⟨
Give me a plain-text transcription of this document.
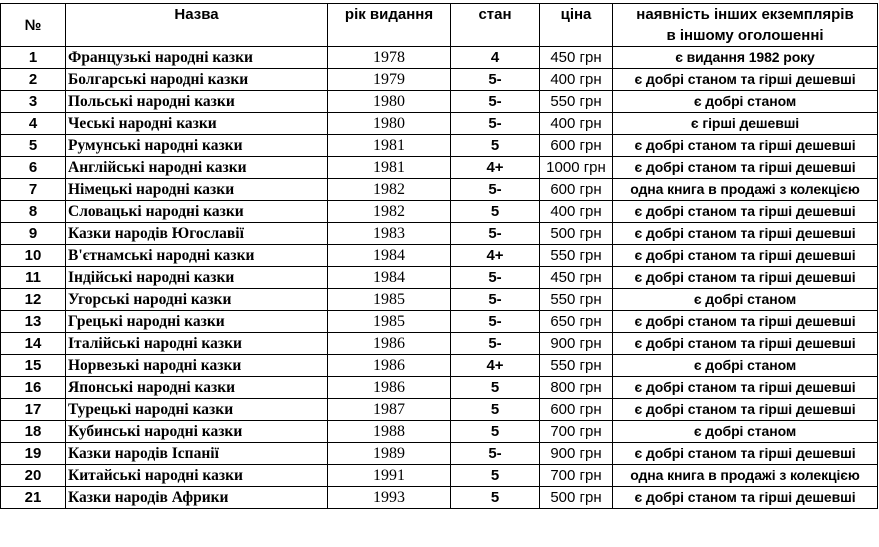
№	Назва	рік видання	стан	ціна	наявність інших екземплярів
					в іншому оголошенні
1	Французькі народні казки	1978	4	450 грн	є видання 1982 року
2	Болгарські народні казки	1979	5-	400 грн	є добрі станом та гірші дешевші
3	Польські народні казки	1980	5-	550 грн	є добрі станом
4	Чеські народні казки	1980	5-	400 грн	є гірші дешевші
5	Румунські народні казки	1981	5	600 грн	є добрі станом та гірші дешевші
6	Англійські народні казки	1981	4+	1000 грн	є добрі станом та гірші дешевші
7	Німецькі народні казки	1982	5-	600 грн	одна книга в продажі з колекцією
8	Словацькі народні казки	1982	5	400 грн	є добрі станом та гірші дешевші
9	Казки народів Югославії	1983	5-	500 грн	є добрі станом та гірші дешевші
10	В'єтнамські народні казки	1984	4+	550 грн	є добрі станом та гірші дешевші
11	Індійські народні казки	1984	5-	450 грн	є добрі станом та гірші дешевші
12	Угорські народні казки	1985	5-	550 грн	є добрі станом
13	Грецькі народні казки	1985	5-	650 грн	є добрі станом та гірші дешевші
14	Італійські народні казки	1986	5-	900 грн	є добрі станом та гірші дешевші
15	Норвезькі народні казки	1986	4+	550 грн	є добрі станом
16	Японські народні казки	1986	5	800 грн	є добрі станом та гірші дешевші
17	Турецькі народні казки	1987	5	600 грн	є добрі станом та гірші дешевші
18	Кубинські народні казки	1988	5	700 грн	є добрі станом
19	Казки народів Іспанії	1989	5-	900 грн	є добрі станом та гірші дешевші
20	Китайські народні казки	1991	5	700 грн	одна книга в продажі з колекцією
21	Казки народів Африки	1993	5	500 грн	є добрі станом та гірші дешевші
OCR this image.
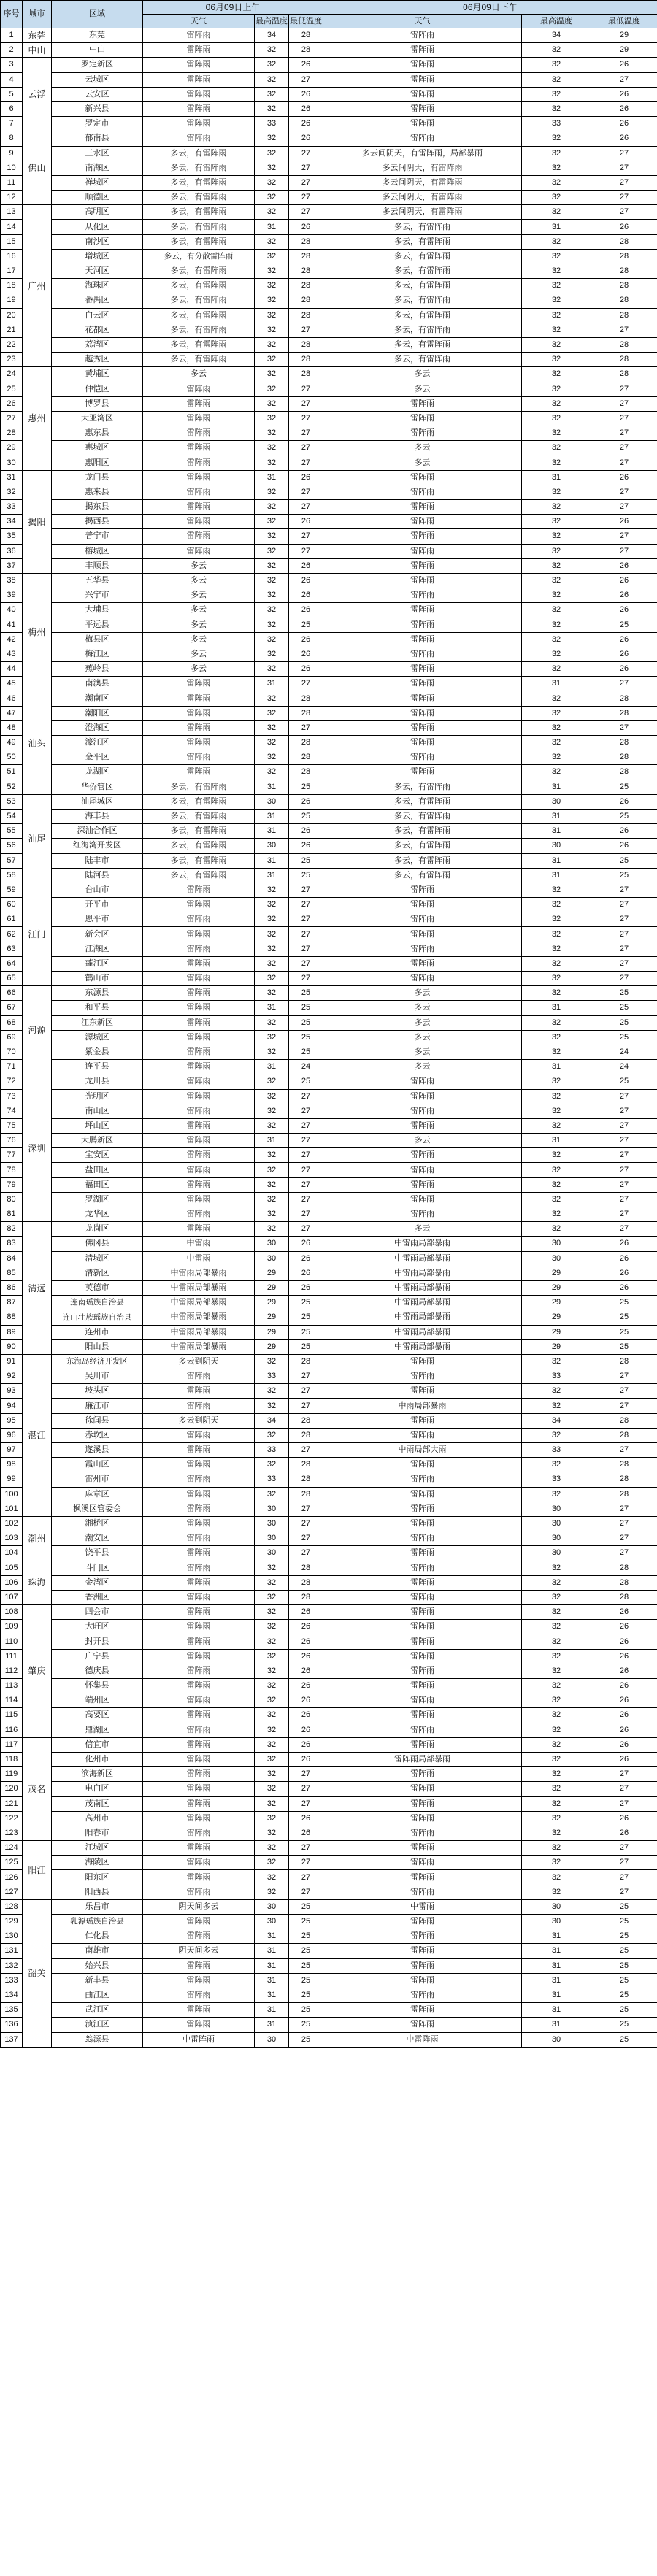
序号	城市	区域	06月09日上午			06月09日下午		
			天气	最高温度	最低温度	天气	最高温度	最低温度
1	东莞	东莞	雷阵雨	34	28	雷阵雨	34	29
2	中山	中山	雷阵雨	32	28	雷阵雨	32	29
3	云浮	罗定新区	雷阵雨	32	26	雷阵雨	32	26
4		云城区	雷阵雨	32	27	雷阵雨	32	27
5		云安区	雷阵雨	32	26	雷阵雨	32	26
6		新兴县	雷阵雨	32	26	雷阵雨	32	26
7		罗定市	雷阵雨	33	26	雷阵雨	33	26
8	佛山	郁南县	雷阵雨	32	26	雷阵雨	32	26
9		三水区	多云，有雷阵雨	32	27	多云间阴天，有雷阵雨，局部暴雨	32	27
10		南海区	多云，有雷阵雨	32	27	多云间阴天，有雷阵雨	32	27
11		禅城区	多云，有雷阵雨	32	27	多云间阴天，有雷阵雨	32	27
12		顺德区	多云，有雷阵雨	32	27	多云间阴天，有雷阵雨	32	27
13	广州	高明区	多云，有雷阵雨	32	27	多云间阴天，有雷阵雨	32	27
14		从化区	多云，有雷阵雨	31	26	多云，有雷阵雨	31	26
15		南沙区	多云，有雷阵雨	32	28	多云，有雷阵雨	32	28
16		增城区	多云，有分散雷阵雨	32	28	多云，有雷阵雨	32	28
17		天河区	多云，有雷阵雨	32	28	多云，有雷阵雨	32	28
18		海珠区	多云，有雷阵雨	32	28	多云，有雷阵雨	32	28
19		番禺区	多云，有雷阵雨	32	28	多云，有雷阵雨	32	28
20		白云区	多云，有雷阵雨	32	28	多云，有雷阵雨	32	28
21		花都区	多云，有雷阵雨	32	27	多云，有雷阵雨	32	27
22		荔湾区	多云，有雷阵雨	32	28	多云，有雷阵雨	32	28
23		越秀区	多云，有雷阵雨	32	28	多云，有雷阵雨	32	28
24	惠州	黄埔区	多云	32	28	多云	32	28
25		仲恺区	雷阵雨	32	27	多云	32	27
26		博罗县	雷阵雨	32	27	雷阵雨	32	27
27		大亚湾区	雷阵雨	32	27	雷阵雨	32	27
28		惠东县	雷阵雨	32	27	雷阵雨	32	27
29		惠城区	雷阵雨	32	27	多云	32	27
30		惠阳区	雷阵雨	32	27	多云	32	27
31	揭阳	龙门县	雷阵雨	31	26	雷阵雨	31	26
32		惠来县	雷阵雨	32	27	雷阵雨	32	27
33		揭东县	雷阵雨	32	27	雷阵雨	32	27
34		揭西县	雷阵雨	32	26	雷阵雨	32	26
35		普宁市	雷阵雨	32	27	雷阵雨	32	27
36		榕城区	雷阵雨	32	27	雷阵雨	32	27
37		丰顺县	多云	32	26	雷阵雨	32	26
38	梅州	五华县	多云	32	26	雷阵雨	32	26
39		兴宁市	多云	32	26	雷阵雨	32	26
40		大埔县	多云	32	26	雷阵雨	32	26
41		平远县	多云	32	25	雷阵雨	32	25
42		梅县区	多云	32	26	雷阵雨	32	26
43		梅江区	多云	32	26	雷阵雨	32	26
44		蕉岭县	多云	32	26	雷阵雨	32	26
45		南澳县	雷阵雨	31	27	雷阵雨	31	27
46	汕头	潮南区	雷阵雨	32	28	雷阵雨	32	28
47		潮阳区	雷阵雨	32	28	雷阵雨	32	28
48		澄海区	雷阵雨	32	27	雷阵雨	32	27
49		濠江区	雷阵雨	32	28	雷阵雨	32	28
50		金平区	雷阵雨	32	28	雷阵雨	32	28
51		龙湖区	雷阵雨	32	28	雷阵雨	32	28
52		华侨管区	多云，有雷阵雨	31	25	多云，有雷阵雨	31	25
53	汕尾	汕尾城区	多云，有雷阵雨	30	26	多云，有雷阵雨	30	26
54		海丰县	多云，有雷阵雨	31	25	多云，有雷阵雨	31	25
55		深汕合作区	多云，有雷阵雨	31	26	多云，有雷阵雨	31	26
56		红海湾开发区	多云，有雷阵雨	30	26	多云，有雷阵雨	30	26
57		陆丰市	多云，有雷阵雨	31	25	多云，有雷阵雨	31	25
58		陆河县	多云，有雷阵雨	31	25	多云，有雷阵雨	31	25
59	江门	台山市	雷阵雨	32	27	雷阵雨	32	27
60		开平市	雷阵雨	32	27	雷阵雨	32	27
61		恩平市	雷阵雨	32	27	雷阵雨	32	27
62		新会区	雷阵雨	32	27	雷阵雨	32	27
63		江海区	雷阵雨	32	27	雷阵雨	32	27
64		蓬江区	雷阵雨	32	27	雷阵雨	32	27
65		鹤山市	雷阵雨	32	27	雷阵雨	32	27
66	河源	东源县	雷阵雨	32	25	多云	32	25
67		和平县	雷阵雨	31	25	多云	31	25
68		江东新区	雷阵雨	32	25	多云	32	25
69		源城区	雷阵雨	32	25	多云	32	25
70		紫金县	雷阵雨	32	25	多云	32	24
71		连平县	雷阵雨	31	24	多云	31	24
72	深圳	龙川县	雷阵雨	32	25	雷阵雨	32	25
73		光明区	雷阵雨	32	27	雷阵雨	32	27
74		南山区	雷阵雨	32	27	雷阵雨	32	27
75		坪山区	雷阵雨	32	27	雷阵雨	32	27
76		大鹏新区	雷阵雨	31	27	多云	31	27
77		宝安区	雷阵雨	32	27	雷阵雨	32	27
78		盐田区	雷阵雨	32	27	雷阵雨	32	27
79		福田区	雷阵雨	32	27	雷阵雨	32	27
80		罗湖区	雷阵雨	32	27	雷阵雨	32	27
81		龙华区	雷阵雨	32	27	雷阵雨	32	27
82	清远	龙岗区	雷阵雨	32	27	多云	32	27
83		佛冈县	中雷雨	30	26	中雷雨局部暴雨	30	26
84		清城区	中雷雨	30	26	中雷雨局部暴雨	30	26
85		清新区	中雷雨局部暴雨	29	26	中雷雨局部暴雨	29	26
86		英德市	中雷雨局部暴雨	29	26	中雷雨局部暴雨	29	26
87		连南瑶族自治县	中雷雨局部暴雨	29	25	中雷雨局部暴雨	29	25
88		连山壮族瑶族自治县	中雷雨局部暴雨	29	25	中雷雨局部暴雨	29	25
89		连州市	中雷雨局部暴雨	29	25	中雷雨局部暴雨	29	25
90		阳山县	中雷雨局部暴雨	29	25	中雷雨局部暴雨	29	25
91	湛江	东海岛经济开发区	多云到阴天	32	28	雷阵雨	32	28
92		吴川市	雷阵雨	33	27	雷阵雨	33	27
93		坡头区	雷阵雨	32	27	雷阵雨	32	27
94		廉江市	雷阵雨	32	27	中雨局部暴雨	32	27
95		徐闻县	多云到阴天	34	28	雷阵雨	34	28
96		赤坎区	雷阵雨	32	28	雷阵雨	32	28
97		遂溪县	雷阵雨	33	27	中雨局部大雨	33	27
98		霞山区	雷阵雨	32	28	雷阵雨	32	28
99		雷州市	雷阵雨	33	28	雷阵雨	33	28
100		麻章区	雷阵雨	32	28	雷阵雨	32	28
101		枫溪区管委会	雷阵雨	30	27	雷阵雨	30	27
102	潮州	湘桥区	雷阵雨	30	27	雷阵雨	30	27
103		潮安区	雷阵雨	30	27	雷阵雨	30	27
104		饶平县	雷阵雨	30	27	雷阵雨	30	27
105	珠海	斗门区	雷阵雨	32	28	雷阵雨	32	28
106		金湾区	雷阵雨	32	28	雷阵雨	32	28
107		香洲区	雷阵雨	32	28	雷阵雨	32	28
108	肇庆	四会市	雷阵雨	32	26	雷阵雨	32	26
109		大旺区	雷阵雨	32	26	雷阵雨	32	26
110		封开县	雷阵雨	32	26	雷阵雨	32	26
111		广宁县	雷阵雨	32	26	雷阵雨	32	26
112		德庆县	雷阵雨	32	26	雷阵雨	32	26
113		怀集县	雷阵雨	32	26	雷阵雨	32	26
114		端州区	雷阵雨	32	26	雷阵雨	32	26
115		高要区	雷阵雨	32	26	雷阵雨	32	26
116		鼎湖区	雷阵雨	32	26	雷阵雨	32	26
117	茂名	信宜市	雷阵雨	32	26	雷阵雨	32	26
118		化州市	雷阵雨	32	26	雷阵雨局部暴雨	32	26
119		滨海新区	雷阵雨	32	27	雷阵雨	32	27
120		电白区	雷阵雨	32	27	雷阵雨	32	27
121		茂南区	雷阵雨	32	27	雷阵雨	32	27
122		高州市	雷阵雨	32	26	雷阵雨	32	26
123		阳春市	雷阵雨	32	26	雷阵雨	32	26
124	阳江	江城区	雷阵雨	32	27	雷阵雨	32	27
125		海陵区	雷阵雨	32	27	雷阵雨	32	27
126		阳东区	雷阵雨	32	27	雷阵雨	32	27
127		阳西县	雷阵雨	32	27	雷阵雨	32	27
128	韶关	乐昌市	阴天间多云	30	25	中雷雨	30	25
129		乳源瑶族自治县	雷阵雨	30	25	雷阵雨	30	25
130		仁化县	雷阵雨	31	25	雷阵雨	31	25
131		南雄市	阴天间多云	31	25	雷阵雨	31	25
132		始兴县	雷阵雨	31	25	雷阵雨	31	25
133		新丰县	雷阵雨	31	25	雷阵雨	31	25
134		曲江区	雷阵雨	31	25	雷阵雨	31	25
135		武江区	雷阵雨	31	25	雷阵雨	31	25
136		浈江区	雷阵雨	31	25	雷阵雨	31	25
137		翁源县	中雷阵雨	30	25	中雷阵雨	30	25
⟩
=== Task statement ===
Using the listing above, pull out all lines that hold the word "多云间阴天".

=== Response below ===
9		三水区	多云，有雷阵雨	32	27	多云间阴天，有雷阵雨，局部暴雨	32	27
10		南海区	多云，有雷阵雨	32	27	多云间阴天，有雷阵雨	32	27
11		禅城区	多云，有雷阵雨	32	27	多云间阴天，有雷阵雨	32	27
12		顺德区	多云，有雷阵雨	32	27	多云间阴天，有雷阵雨	32	27
13	广州	高明区	多云，有雷阵雨	32	27	多云间阴天，有雷阵雨	32	27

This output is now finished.